§ SUPPLIED ENTRIES
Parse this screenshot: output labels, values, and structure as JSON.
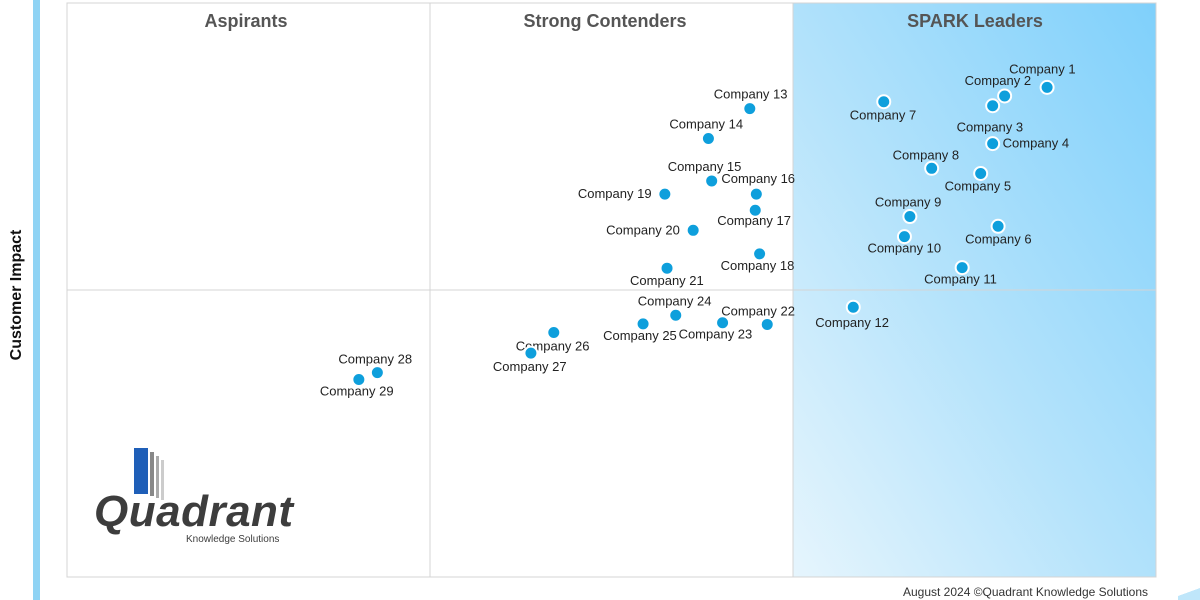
{
  "axis": {
    "y_title": "Customer Impact"
  },
  "footer": {
    "text": "August 2024 ©Quadrant Knowledge Solutions"
  },
  "logo": {
    "name": "Quadrant",
    "tagline": "Knowledge Solutions"
  },
  "colors": {
    "point": "#0e9fdc",
    "leaders_fill": "#7fd0fb",
    "grid": "#d4d4d4",
    "left_bar": "#8fd3f4"
  },
  "chart_data": {
    "type": "scatter",
    "title": "",
    "xlabel": "",
    "ylabel": "Customer Impact",
    "xlim": [
      0,
      100
    ],
    "ylim": [
      0,
      100
    ],
    "grid": false,
    "quadrants": [
      "Aspirants",
      "Strong Contenders",
      "SPARK Leaders"
    ],
    "points": [
      {
        "label": "Company 1",
        "x": 90.0,
        "y": 85.3
      },
      {
        "label": "Company 2",
        "x": 86.1,
        "y": 83.8
      },
      {
        "label": "Company 3",
        "x": 85.0,
        "y": 82.1
      },
      {
        "label": "Company 4",
        "x": 85.0,
        "y": 75.5
      },
      {
        "label": "Company 5",
        "x": 83.9,
        "y": 70.3
      },
      {
        "label": "Company 6",
        "x": 85.5,
        "y": 61.1
      },
      {
        "label": "Company 7",
        "x": 75.0,
        "y": 82.8
      },
      {
        "label": "Company 8",
        "x": 79.4,
        "y": 71.2
      },
      {
        "label": "Company 9",
        "x": 77.4,
        "y": 62.8
      },
      {
        "label": "Company 10",
        "x": 76.9,
        "y": 59.3
      },
      {
        "label": "Company 11",
        "x": 82.2,
        "y": 53.9
      },
      {
        "label": "Company 12",
        "x": 72.2,
        "y": 47.0
      },
      {
        "label": "Company 13",
        "x": 62.7,
        "y": 81.6
      },
      {
        "label": "Company 14",
        "x": 58.9,
        "y": 76.4
      },
      {
        "label": "Company 15",
        "x": 59.2,
        "y": 69.0
      },
      {
        "label": "Company 16",
        "x": 63.3,
        "y": 66.7
      },
      {
        "label": "Company 17",
        "x": 63.2,
        "y": 63.9
      },
      {
        "label": "Company 18",
        "x": 63.6,
        "y": 56.3
      },
      {
        "label": "Company 19",
        "x": 54.9,
        "y": 66.7
      },
      {
        "label": "Company 20",
        "x": 57.5,
        "y": 60.4
      },
      {
        "label": "Company 21",
        "x": 55.1,
        "y": 53.8
      },
      {
        "label": "Company 22",
        "x": 64.3,
        "y": 44.0
      },
      {
        "label": "Company 23",
        "x": 60.2,
        "y": 44.3
      },
      {
        "label": "Company 24",
        "x": 55.9,
        "y": 45.6
      },
      {
        "label": "Company 25",
        "x": 52.9,
        "y": 44.1
      },
      {
        "label": "Company 26",
        "x": 44.7,
        "y": 42.6
      },
      {
        "label": "Company 27",
        "x": 42.6,
        "y": 39.0
      },
      {
        "label": "Company 28",
        "x": 28.5,
        "y": 35.6
      },
      {
        "label": "Company 29",
        "x": 26.8,
        "y": 34.4
      }
    ]
  }
}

§ WHAT IS NEEDED
Retype all the records shown above, character for character. Omit every picture.

§ TASK ANSWER
Parse this screenshot: output labels, values, and structure as JSON.
{
  "axis": {
    "y_title": "Customer Impact"
  },
  "footer": {
    "text": "August 2024 ©Quadrant Knowledge Solutions"
  },
  "logo": {
    "name": "Quadrant",
    "tagline": "Knowledge Solutions"
  },
  "colors": {
    "point": "#0e9fdc",
    "leaders_fill": "#7fd0fb",
    "grid": "#d4d4d4",
    "left_bar": "#8fd3f4"
  },
  "chart_data": {
    "type": "scatter",
    "title": "",
    "xlabel": "",
    "ylabel": "Customer Impact",
    "xlim": [
      0,
      100
    ],
    "ylim": [
      0,
      100
    ],
    "grid": false,
    "quadrants": [
      "Aspirants",
      "Strong Contenders",
      "SPARK Leaders"
    ],
    "points": [
      {
        "label": "Company 1",
        "x": 90.0,
        "y": 85.3
      },
      {
        "label": "Company 2",
        "x": 86.1,
        "y": 83.8
      },
      {
        "label": "Company 3",
        "x": 85.0,
        "y": 82.1
      },
      {
        "label": "Company 4",
        "x": 85.0,
        "y": 75.5
      },
      {
        "label": "Company 5",
        "x": 83.9,
        "y": 70.3
      },
      {
        "label": "Company 6",
        "x": 85.5,
        "y": 61.1
      },
      {
        "label": "Company 7",
        "x": 75.0,
        "y": 82.8
      },
      {
        "label": "Company 8",
        "x": 79.4,
        "y": 71.2
      },
      {
        "label": "Company 9",
        "x": 77.4,
        "y": 62.8
      },
      {
        "label": "Company 10",
        "x": 76.9,
        "y": 59.3
      },
      {
        "label": "Company 11",
        "x": 82.2,
        "y": 53.9
      },
      {
        "label": "Company 12",
        "x": 72.2,
        "y": 47.0
      },
      {
        "label": "Company 13",
        "x": 62.7,
        "y": 81.6
      },
      {
        "label": "Company 14",
        "x": 58.9,
        "y": 76.4
      },
      {
        "label": "Company 15",
        "x": 59.2,
        "y": 69.0
      },
      {
        "label": "Company 16",
        "x": 63.3,
        "y": 66.7
      },
      {
        "label": "Company 17",
        "x": 63.2,
        "y": 63.9
      },
      {
        "label": "Company 18",
        "x": 63.6,
        "y": 56.3
      },
      {
        "label": "Company 19",
        "x": 54.9,
        "y": 66.7
      },
      {
        "label": "Company 20",
        "x": 57.5,
        "y": 60.4
      },
      {
        "label": "Company 21",
        "x": 55.1,
        "y": 53.8
      },
      {
        "label": "Company 22",
        "x": 64.3,
        "y": 44.0
      },
      {
        "label": "Company 23",
        "x": 60.2,
        "y": 44.3
      },
      {
        "label": "Company 24",
        "x": 55.9,
        "y": 45.6
      },
      {
        "label": "Company 25",
        "x": 52.9,
        "y": 44.1
      },
      {
        "label": "Company 26",
        "x": 44.7,
        "y": 42.6
      },
      {
        "label": "Company 27",
        "x": 42.6,
        "y": 39.0
      },
      {
        "label": "Company 28",
        "x": 28.5,
        "y": 35.6
      },
      {
        "label": "Company 29",
        "x": 26.8,
        "y": 34.4
      }
    ]
  }
}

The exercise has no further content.